TO BE DONE
Wherever the string "Increased" appears, copy the whole line.

DATA SHOWN

——————————

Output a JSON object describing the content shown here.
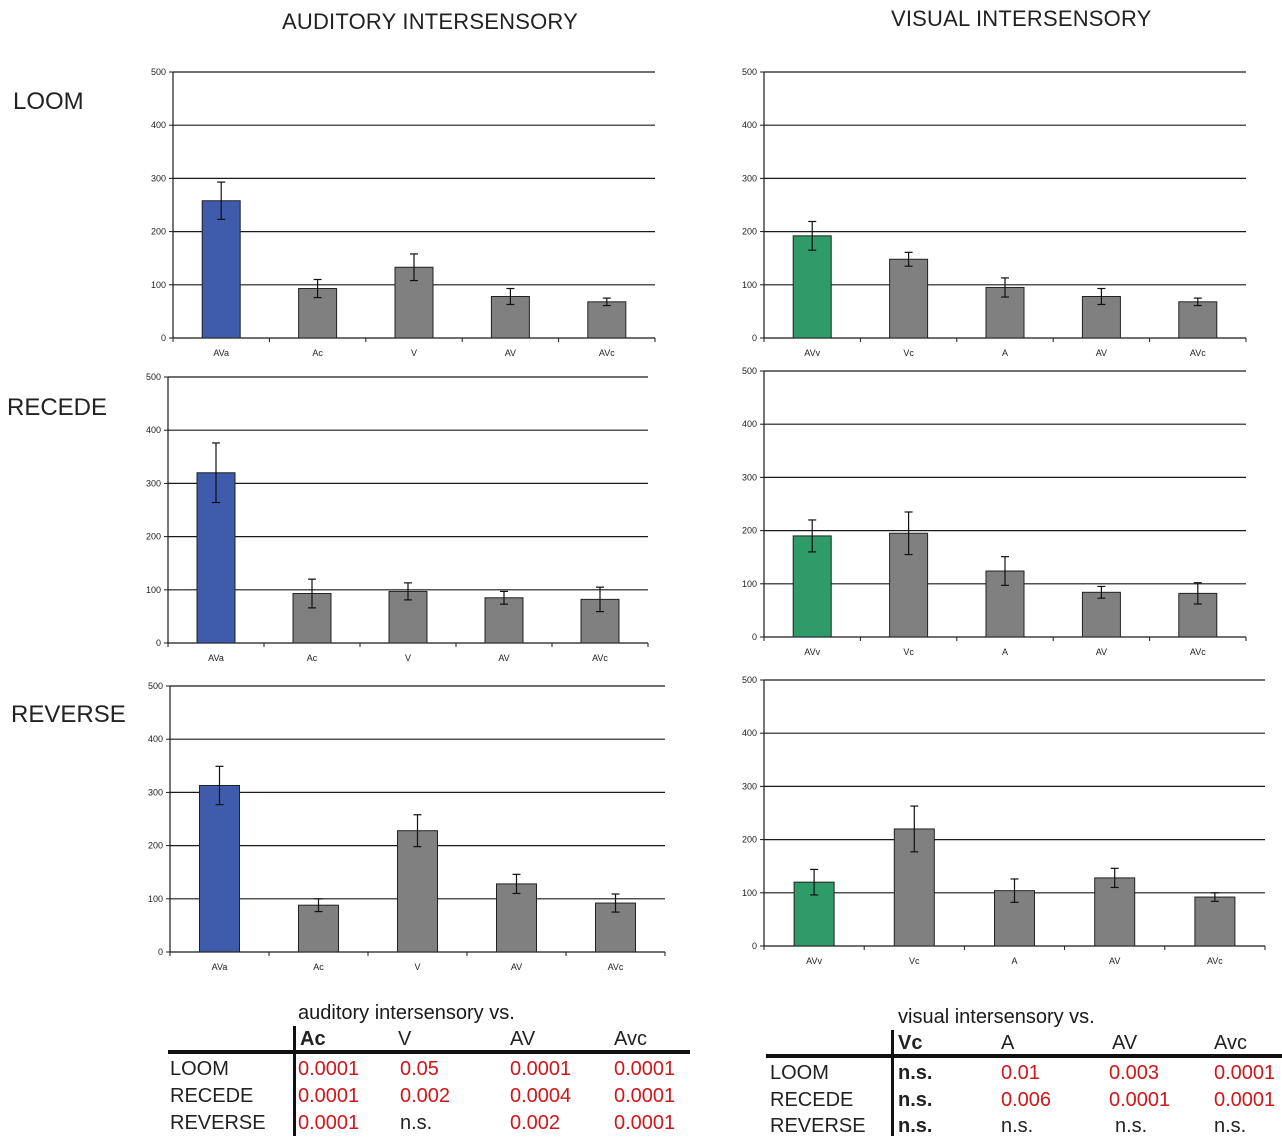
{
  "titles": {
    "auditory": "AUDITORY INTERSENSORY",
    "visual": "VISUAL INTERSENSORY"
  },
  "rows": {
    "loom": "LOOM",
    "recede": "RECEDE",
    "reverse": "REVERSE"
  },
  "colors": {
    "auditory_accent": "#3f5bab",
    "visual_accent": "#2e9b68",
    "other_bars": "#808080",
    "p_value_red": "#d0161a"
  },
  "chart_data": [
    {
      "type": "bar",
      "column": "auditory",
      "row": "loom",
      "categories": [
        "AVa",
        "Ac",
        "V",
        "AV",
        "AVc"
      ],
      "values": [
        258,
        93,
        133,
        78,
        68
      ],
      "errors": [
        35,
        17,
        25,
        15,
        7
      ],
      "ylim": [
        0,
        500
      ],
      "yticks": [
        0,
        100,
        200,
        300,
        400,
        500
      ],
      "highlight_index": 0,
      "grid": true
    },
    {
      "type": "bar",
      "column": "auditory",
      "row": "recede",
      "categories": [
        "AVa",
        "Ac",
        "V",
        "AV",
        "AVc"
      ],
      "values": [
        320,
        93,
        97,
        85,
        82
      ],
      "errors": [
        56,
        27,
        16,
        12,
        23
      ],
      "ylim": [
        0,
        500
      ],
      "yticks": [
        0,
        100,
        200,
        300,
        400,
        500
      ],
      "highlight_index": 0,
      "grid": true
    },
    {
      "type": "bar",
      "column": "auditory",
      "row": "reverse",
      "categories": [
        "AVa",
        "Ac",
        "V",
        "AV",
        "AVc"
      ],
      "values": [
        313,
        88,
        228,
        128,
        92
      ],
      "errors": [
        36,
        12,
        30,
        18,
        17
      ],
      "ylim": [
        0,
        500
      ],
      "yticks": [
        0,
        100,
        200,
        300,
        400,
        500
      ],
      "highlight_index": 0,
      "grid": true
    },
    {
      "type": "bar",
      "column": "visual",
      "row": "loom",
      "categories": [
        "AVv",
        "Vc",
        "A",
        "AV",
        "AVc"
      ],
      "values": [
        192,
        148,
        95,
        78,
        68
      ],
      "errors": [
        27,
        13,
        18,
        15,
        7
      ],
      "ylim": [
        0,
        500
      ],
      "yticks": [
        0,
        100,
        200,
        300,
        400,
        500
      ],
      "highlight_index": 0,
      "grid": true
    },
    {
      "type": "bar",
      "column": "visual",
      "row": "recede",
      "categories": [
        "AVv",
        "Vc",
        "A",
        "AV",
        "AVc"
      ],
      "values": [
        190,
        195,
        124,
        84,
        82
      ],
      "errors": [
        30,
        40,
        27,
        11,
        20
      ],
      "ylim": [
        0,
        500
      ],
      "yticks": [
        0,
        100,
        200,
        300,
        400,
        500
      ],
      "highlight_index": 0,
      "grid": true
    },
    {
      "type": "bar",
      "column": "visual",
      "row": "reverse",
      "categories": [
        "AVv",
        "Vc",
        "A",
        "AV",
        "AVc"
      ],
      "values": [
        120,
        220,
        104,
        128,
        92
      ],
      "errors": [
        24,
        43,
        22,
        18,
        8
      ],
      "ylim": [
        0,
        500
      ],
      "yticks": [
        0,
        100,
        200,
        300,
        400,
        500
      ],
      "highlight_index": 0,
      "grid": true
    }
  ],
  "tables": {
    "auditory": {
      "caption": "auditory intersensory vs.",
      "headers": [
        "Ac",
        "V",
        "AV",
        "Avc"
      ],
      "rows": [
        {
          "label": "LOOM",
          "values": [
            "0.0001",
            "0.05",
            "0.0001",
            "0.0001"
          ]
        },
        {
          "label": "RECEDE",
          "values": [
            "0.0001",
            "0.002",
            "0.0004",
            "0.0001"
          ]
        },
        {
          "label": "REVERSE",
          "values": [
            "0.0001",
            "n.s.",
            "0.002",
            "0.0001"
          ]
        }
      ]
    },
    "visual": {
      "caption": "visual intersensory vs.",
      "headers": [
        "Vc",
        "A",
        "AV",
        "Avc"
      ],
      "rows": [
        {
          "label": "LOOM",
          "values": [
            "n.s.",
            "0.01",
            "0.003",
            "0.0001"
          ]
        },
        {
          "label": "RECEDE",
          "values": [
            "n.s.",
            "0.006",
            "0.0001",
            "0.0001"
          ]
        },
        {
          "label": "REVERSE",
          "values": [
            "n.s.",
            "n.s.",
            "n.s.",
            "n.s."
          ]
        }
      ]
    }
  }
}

——————————

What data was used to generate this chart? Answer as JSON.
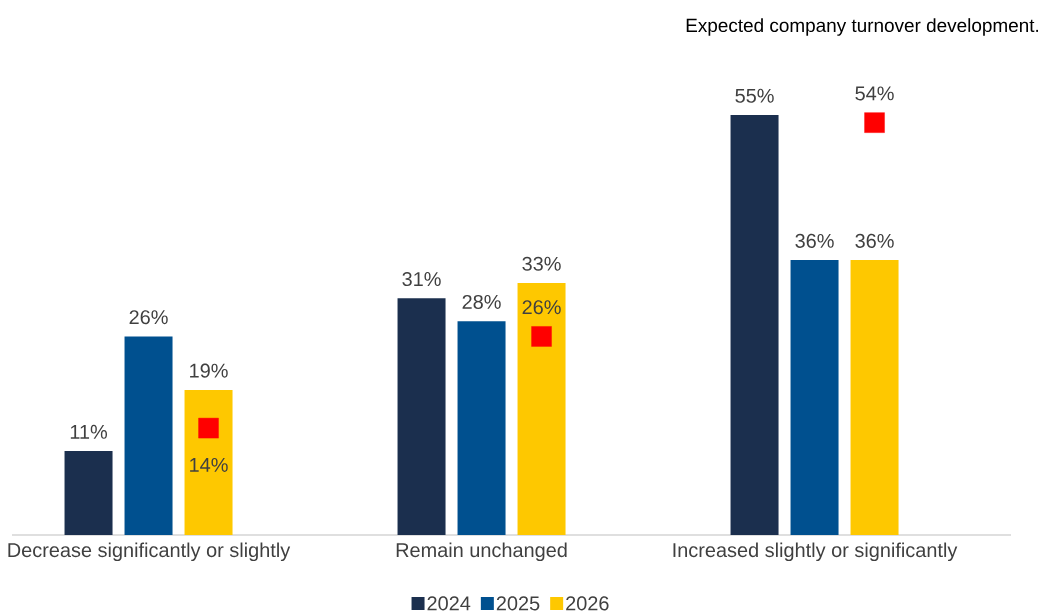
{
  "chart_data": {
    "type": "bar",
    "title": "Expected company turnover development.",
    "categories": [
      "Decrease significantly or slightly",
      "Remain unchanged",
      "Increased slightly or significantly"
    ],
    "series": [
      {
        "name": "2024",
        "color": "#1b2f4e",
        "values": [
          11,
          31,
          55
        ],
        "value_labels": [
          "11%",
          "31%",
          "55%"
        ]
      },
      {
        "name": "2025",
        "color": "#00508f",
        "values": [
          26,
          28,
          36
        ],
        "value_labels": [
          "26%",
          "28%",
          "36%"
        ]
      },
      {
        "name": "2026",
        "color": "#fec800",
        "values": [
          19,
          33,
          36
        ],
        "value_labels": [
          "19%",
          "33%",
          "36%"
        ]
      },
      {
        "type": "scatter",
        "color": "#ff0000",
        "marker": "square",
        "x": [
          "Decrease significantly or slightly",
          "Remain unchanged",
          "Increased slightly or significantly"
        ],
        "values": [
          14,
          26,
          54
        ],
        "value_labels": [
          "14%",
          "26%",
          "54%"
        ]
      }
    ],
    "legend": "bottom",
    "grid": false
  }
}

——————————

WRITTEN REPLY
      "Increased slightly or significantly"
          "Increased slightly or significantly"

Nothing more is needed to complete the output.